── Document passage

The Seven Elements of Art


 The Elements of Art are the tools of the artist.  Together with the Principles of Design, they form the visual language that the artist uses to communicate ideas in a work of art.


Click here for a printable handout of terms and definitions.

Elements of Art Word Web Handout


LINE is a continuous point in space. 

  • Types of lines: STRAIGHT and CURVED

  • Directions of lines: VERTICAL, HORIZONTAL and DIAGONAL

  • Lines can have VARIATIONS: length, width, space between the lines.


SHAPE is an area defined by an outline or edge.  It is two-dimensional: length and width.

 There are 2 kinds of shapes: GEOMETRIC and IRREGULAR.

  • GEOMETRIC SHAPES are triangles, squares, rectangles, circles or other polygon figures that can be measured mathematically.

  • IRREGULAR SHAPES are non-geometric and can’t be measured mathematically.


FORM is an object with three-dimensions – length, width and DEPTH

  •  It is defined mass which occupies and contains physical space

  •  Geometric shapes become forms when depth is added: circles become spheres, squares become cubes, and triangles become pyramids.

  •  Irregular shapes become “free” or “organic” forms.

SPACE  is the open parts between, inside, or surrounding shapes or forms. In two-dimensional art it can refer to the feeling of depth. 

  • There are two kinds of SPACE in a work of art: POSITIVE and NEGATIVE

  • POSITIVE SPACES are the area of a surface occupied by a shape or form – the main idea of the artwork

  • NEGATIVE SPACES are the spaces surrounding the forms - supports the main idea

VALUE is the lights and darks of a color.  There are:

  • TINTS – the light values, when white is added to a color

  • SHADES – the dark values, when black is added to a color

TEXTURE is how the surface feels or looks like it would feel if we could touch it.  There are two types or texture in art:

  •  ACTUAL TEXTURE – how something actually feels

  • VISUAL or IMPLIED TEXTURE – how it appears to feel, or looks like it would feel if we could touch it.

COLOR is derived from reflected light.  Light waves are reflected from objects to your eye.  As an artist we use pigments in the form of powder or liquid paints to create color.

────
── Information shown

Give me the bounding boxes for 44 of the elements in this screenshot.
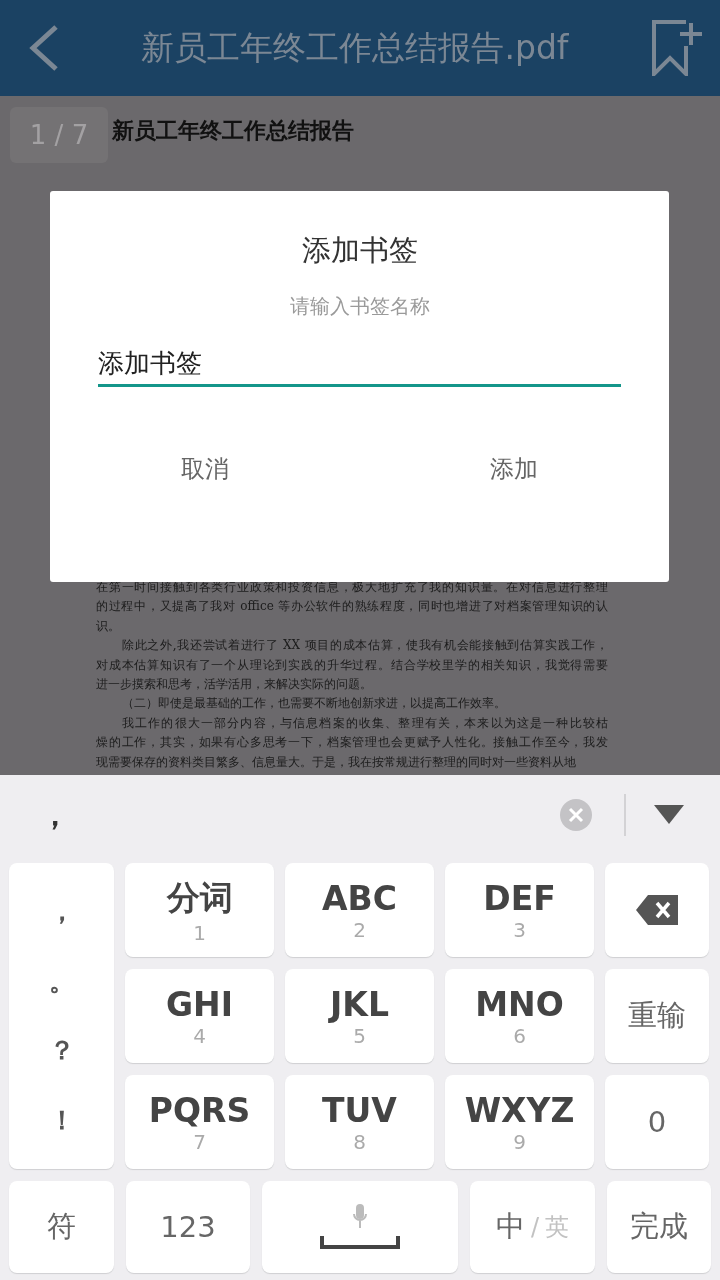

────

◆ Directions for this task: According to the elements-of-art text above, how does a circle become a sphere? Explain in one to three sentences.

◆ Response to the exercise: A circle is a geometric shape, which is two-dimensional, with only length and width. When depth is added, a geometric shape becomes a form, an object with three dimensions, so a circle becomes a sphere.